- Available records
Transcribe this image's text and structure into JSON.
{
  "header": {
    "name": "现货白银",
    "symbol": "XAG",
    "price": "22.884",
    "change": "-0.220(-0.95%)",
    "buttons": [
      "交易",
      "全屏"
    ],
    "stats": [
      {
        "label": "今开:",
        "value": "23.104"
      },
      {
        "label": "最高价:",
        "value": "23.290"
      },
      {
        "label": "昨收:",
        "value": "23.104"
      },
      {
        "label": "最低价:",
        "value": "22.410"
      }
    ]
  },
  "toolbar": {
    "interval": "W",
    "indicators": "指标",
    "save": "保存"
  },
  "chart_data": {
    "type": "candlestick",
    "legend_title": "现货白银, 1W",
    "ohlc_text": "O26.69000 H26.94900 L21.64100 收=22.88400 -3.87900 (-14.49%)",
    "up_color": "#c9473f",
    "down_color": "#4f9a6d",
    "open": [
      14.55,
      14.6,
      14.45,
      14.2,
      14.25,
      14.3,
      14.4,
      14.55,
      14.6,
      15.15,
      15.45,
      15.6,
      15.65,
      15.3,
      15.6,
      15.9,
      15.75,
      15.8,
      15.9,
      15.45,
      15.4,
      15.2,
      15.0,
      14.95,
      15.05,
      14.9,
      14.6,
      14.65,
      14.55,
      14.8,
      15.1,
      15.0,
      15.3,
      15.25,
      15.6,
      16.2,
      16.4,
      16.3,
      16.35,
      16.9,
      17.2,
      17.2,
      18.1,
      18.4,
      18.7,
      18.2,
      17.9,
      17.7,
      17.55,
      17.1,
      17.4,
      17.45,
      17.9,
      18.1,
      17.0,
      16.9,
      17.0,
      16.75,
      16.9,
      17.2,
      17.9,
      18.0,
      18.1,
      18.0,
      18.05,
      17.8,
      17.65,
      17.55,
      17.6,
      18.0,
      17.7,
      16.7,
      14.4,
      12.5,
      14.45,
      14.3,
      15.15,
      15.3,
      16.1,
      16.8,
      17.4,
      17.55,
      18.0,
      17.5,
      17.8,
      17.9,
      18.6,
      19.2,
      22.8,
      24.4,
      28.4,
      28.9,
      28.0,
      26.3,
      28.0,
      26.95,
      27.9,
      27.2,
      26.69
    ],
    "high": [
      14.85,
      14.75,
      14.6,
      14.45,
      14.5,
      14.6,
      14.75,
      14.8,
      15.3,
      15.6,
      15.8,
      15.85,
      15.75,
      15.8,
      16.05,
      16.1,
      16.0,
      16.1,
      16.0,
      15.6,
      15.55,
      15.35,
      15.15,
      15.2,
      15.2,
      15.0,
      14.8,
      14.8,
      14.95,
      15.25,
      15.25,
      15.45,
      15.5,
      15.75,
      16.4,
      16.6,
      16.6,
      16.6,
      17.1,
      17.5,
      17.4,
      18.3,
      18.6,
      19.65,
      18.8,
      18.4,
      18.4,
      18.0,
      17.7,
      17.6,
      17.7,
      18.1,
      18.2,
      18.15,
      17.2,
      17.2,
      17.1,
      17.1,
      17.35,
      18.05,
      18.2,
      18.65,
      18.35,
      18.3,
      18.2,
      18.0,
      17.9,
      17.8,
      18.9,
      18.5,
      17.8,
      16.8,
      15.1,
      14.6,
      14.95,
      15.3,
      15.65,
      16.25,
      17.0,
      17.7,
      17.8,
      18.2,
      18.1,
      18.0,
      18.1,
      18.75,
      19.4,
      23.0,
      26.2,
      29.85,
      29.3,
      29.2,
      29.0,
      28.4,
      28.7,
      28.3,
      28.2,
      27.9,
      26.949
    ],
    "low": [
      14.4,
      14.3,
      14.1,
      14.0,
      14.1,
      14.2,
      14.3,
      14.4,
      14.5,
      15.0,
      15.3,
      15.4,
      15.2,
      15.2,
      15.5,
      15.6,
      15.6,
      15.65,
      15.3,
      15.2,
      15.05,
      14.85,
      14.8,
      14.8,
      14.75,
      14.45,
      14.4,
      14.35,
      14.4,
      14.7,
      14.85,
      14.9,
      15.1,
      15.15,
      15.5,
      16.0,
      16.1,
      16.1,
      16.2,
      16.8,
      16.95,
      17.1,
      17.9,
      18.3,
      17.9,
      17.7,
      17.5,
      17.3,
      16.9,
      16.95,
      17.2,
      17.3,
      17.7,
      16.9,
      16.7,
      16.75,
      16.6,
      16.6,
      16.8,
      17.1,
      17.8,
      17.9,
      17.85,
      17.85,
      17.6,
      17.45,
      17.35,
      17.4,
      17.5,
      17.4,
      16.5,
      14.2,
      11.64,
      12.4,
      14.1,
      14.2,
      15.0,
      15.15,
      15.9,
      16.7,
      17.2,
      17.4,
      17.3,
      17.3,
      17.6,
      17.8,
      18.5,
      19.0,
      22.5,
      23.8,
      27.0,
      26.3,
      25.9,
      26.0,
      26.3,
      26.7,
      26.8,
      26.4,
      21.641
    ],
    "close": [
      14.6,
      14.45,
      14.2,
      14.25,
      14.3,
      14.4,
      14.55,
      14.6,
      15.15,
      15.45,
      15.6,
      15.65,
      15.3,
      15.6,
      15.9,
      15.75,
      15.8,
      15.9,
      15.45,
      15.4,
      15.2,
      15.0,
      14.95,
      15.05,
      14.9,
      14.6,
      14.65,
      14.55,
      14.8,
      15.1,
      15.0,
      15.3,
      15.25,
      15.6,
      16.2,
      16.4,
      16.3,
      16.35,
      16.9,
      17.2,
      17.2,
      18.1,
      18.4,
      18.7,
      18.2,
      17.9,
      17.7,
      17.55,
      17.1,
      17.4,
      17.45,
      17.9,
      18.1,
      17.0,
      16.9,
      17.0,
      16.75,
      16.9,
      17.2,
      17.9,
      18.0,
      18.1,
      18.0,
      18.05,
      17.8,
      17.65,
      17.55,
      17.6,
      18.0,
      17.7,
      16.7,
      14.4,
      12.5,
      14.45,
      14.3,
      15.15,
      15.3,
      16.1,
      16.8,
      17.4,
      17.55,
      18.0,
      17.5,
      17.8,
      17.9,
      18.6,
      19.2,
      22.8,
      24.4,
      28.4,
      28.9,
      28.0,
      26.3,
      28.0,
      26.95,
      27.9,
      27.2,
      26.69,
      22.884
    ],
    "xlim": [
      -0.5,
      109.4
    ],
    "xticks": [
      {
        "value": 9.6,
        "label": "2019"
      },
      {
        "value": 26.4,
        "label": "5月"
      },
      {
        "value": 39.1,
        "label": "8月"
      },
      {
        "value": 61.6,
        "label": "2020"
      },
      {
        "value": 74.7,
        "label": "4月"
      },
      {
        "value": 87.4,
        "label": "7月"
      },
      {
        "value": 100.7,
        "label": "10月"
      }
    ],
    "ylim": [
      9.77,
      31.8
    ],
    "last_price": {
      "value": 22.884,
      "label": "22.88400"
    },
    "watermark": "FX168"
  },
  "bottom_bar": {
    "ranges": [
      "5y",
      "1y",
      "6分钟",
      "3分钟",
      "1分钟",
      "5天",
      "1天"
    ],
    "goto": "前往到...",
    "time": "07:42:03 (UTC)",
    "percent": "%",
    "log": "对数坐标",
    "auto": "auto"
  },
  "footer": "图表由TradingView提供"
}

- Given exercise
Copy out all of the records above with nothing altered.

- Solution for this problem
Transcribe this image's text and structure into JSON.
{
  "header": {
    "name": "现货白银",
    "symbol": "XAG",
    "price": "22.884",
    "change": "-0.220(-0.95%)",
    "buttons": [
      "交易",
      "全屏"
    ],
    "stats": [
      {
        "label": "今开:",
        "value": "23.104"
      },
      {
        "label": "最高价:",
        "value": "23.290"
      },
      {
        "label": "昨收:",
        "value": "23.104"
      },
      {
        "label": "最低价:",
        "value": "22.410"
      }
    ]
  },
  "toolbar": {
    "interval": "W",
    "indicators": "指标",
    "save": "保存"
  },
  "chart_data": {
    "type": "candlestick",
    "legend_title": "现货白银, 1W",
    "ohlc_text": "O26.69000 H26.94900 L21.64100 收=22.88400 -3.87900 (-14.49%)",
    "up_color": "#c9473f",
    "down_color": "#4f9a6d",
    "open": [
      14.55,
      14.6,
      14.45,
      14.2,
      14.25,
      14.3,
      14.4,
      14.55,
      14.6,
      15.15,
      15.45,
      15.6,
      15.65,
      15.3,
      15.6,
      15.9,
      15.75,
      15.8,
      15.9,
      15.45,
      15.4,
      15.2,
      15.0,
      14.95,
      15.05,
      14.9,
      14.6,
      14.65,
      14.55,
      14.8,
      15.1,
      15.0,
      15.3,
      15.25,
      15.6,
      16.2,
      16.4,
      16.3,
      16.35,
      16.9,
      17.2,
      17.2,
      18.1,
      18.4,
      18.7,
      18.2,
      17.9,
      17.7,
      17.55,
      17.1,
      17.4,
      17.45,
      17.9,
      18.1,
      17.0,
      16.9,
      17.0,
      16.75,
      16.9,
      17.2,
      17.9,
      18.0,
      18.1,
      18.0,
      18.05,
      17.8,
      17.65,
      17.55,
      17.6,
      18.0,
      17.7,
      16.7,
      14.4,
      12.5,
      14.45,
      14.3,
      15.15,
      15.3,
      16.1,
      16.8,
      17.4,
      17.55,
      18.0,
      17.5,
      17.8,
      17.9,
      18.6,
      19.2,
      22.8,
      24.4,
      28.4,
      28.9,
      28.0,
      26.3,
      28.0,
      26.95,
      27.9,
      27.2,
      26.69
    ],
    "high": [
      14.85,
      14.75,
      14.6,
      14.45,
      14.5,
      14.6,
      14.75,
      14.8,
      15.3,
      15.6,
      15.8,
      15.85,
      15.75,
      15.8,
      16.05,
      16.1,
      16.0,
      16.1,
      16.0,
      15.6,
      15.55,
      15.35,
      15.15,
      15.2,
      15.2,
      15.0,
      14.8,
      14.8,
      14.95,
      15.25,
      15.25,
      15.45,
      15.5,
      15.75,
      16.4,
      16.6,
      16.6,
      16.6,
      17.1,
      17.5,
      17.4,
      18.3,
      18.6,
      19.65,
      18.8,
      18.4,
      18.4,
      18.0,
      17.7,
      17.6,
      17.7,
      18.1,
      18.2,
      18.15,
      17.2,
      17.2,
      17.1,
      17.1,
      17.35,
      18.05,
      18.2,
      18.65,
      18.35,
      18.3,
      18.2,
      18.0,
      17.9,
      17.8,
      18.9,
      18.5,
      17.8,
      16.8,
      15.1,
      14.6,
      14.95,
      15.3,
      15.65,
      16.25,
      17.0,
      17.7,
      17.8,
      18.2,
      18.1,
      18.0,
      18.1,
      18.75,
      19.4,
      23.0,
      26.2,
      29.85,
      29.3,
      29.2,
      29.0,
      28.4,
      28.7,
      28.3,
      28.2,
      27.9,
      26.949
    ],
    "low": [
      14.4,
      14.3,
      14.1,
      14.0,
      14.1,
      14.2,
      14.3,
      14.4,
      14.5,
      15.0,
      15.3,
      15.4,
      15.2,
      15.2,
      15.5,
      15.6,
      15.6,
      15.65,
      15.3,
      15.2,
      15.05,
      14.85,
      14.8,
      14.8,
      14.75,
      14.45,
      14.4,
      14.35,
      14.4,
      14.7,
      14.85,
      14.9,
      15.1,
      15.15,
      15.5,
      16.0,
      16.1,
      16.1,
      16.2,
      16.8,
      16.95,
      17.1,
      17.9,
      18.3,
      17.9,
      17.7,
      17.5,
      17.3,
      16.9,
      16.95,
      17.2,
      17.3,
      17.7,
      16.9,
      16.7,
      16.75,
      16.6,
      16.6,
      16.8,
      17.1,
      17.8,
      17.9,
      17.85,
      17.85,
      17.6,
      17.45,
      17.35,
      17.4,
      17.5,
      17.4,
      16.5,
      14.2,
      11.64,
      12.4,
      14.1,
      14.2,
      15.0,
      15.15,
      15.9,
      16.7,
      17.2,
      17.4,
      17.3,
      17.3,
      17.6,
      17.8,
      18.5,
      19.0,
      22.5,
      23.8,
      27.0,
      26.3,
      25.9,
      26.0,
      26.3,
      26.7,
      26.8,
      26.4,
      21.641
    ],
    "close": [
      14.6,
      14.45,
      14.2,
      14.25,
      14.3,
      14.4,
      14.55,
      14.6,
      15.15,
      15.45,
      15.6,
      15.65,
      15.3,
      15.6,
      15.9,
      15.75,
      15.8,
      15.9,
      15.45,
      15.4,
      15.2,
      15.0,
      14.95,
      15.05,
      14.9,
      14.6,
      14.65,
      14.55,
      14.8,
      15.1,
      15.0,
      15.3,
      15.25,
      15.6,
      16.2,
      16.4,
      16.3,
      16.35,
      16.9,
      17.2,
      17.2,
      18.1,
      18.4,
      18.7,
      18.2,
      17.9,
      17.7,
      17.55,
      17.1,
      17.4,
      17.45,
      17.9,
      18.1,
      17.0,
      16.9,
      17.0,
      16.75,
      16.9,
      17.2,
      17.9,
      18.0,
      18.1,
      18.0,
      18.05,
      17.8,
      17.65,
      17.55,
      17.6,
      18.0,
      17.7,
      16.7,
      14.4,
      12.5,
      14.45,
      14.3,
      15.15,
      15.3,
      16.1,
      16.8,
      17.4,
      17.55,
      18.0,
      17.5,
      17.8,
      17.9,
      18.6,
      19.2,
      22.8,
      24.4,
      28.4,
      28.9,
      28.0,
      26.3,
      28.0,
      26.95,
      27.9,
      27.2,
      26.69,
      22.884
    ],
    "xlim": [
      -0.5,
      109.4
    ],
    "xticks": [
      {
        "value": 9.6,
        "label": "2019"
      },
      {
        "value": 26.4,
        "label": "5月"
      },
      {
        "value": 39.1,
        "label": "8月"
      },
      {
        "value": 61.6,
        "label": "2020"
      },
      {
        "value": 74.7,
        "label": "4月"
      },
      {
        "value": 87.4,
        "label": "7月"
      },
      {
        "value": 100.7,
        "label": "10月"
      }
    ],
    "ylim": [
      9.77,
      31.8
    ],
    "last_price": {
      "value": 22.884,
      "label": "22.88400"
    },
    "watermark": "FX168"
  },
  "bottom_bar": {
    "ranges": [
      "5y",
      "1y",
      "6分钟",
      "3分钟",
      "1分钟",
      "5天",
      "1天"
    ],
    "goto": "前往到...",
    "time": "07:42:03 (UTC)",
    "percent": "%",
    "log": "对数坐标",
    "auto": "auto"
  },
  "footer": "图表由TradingView提供"
}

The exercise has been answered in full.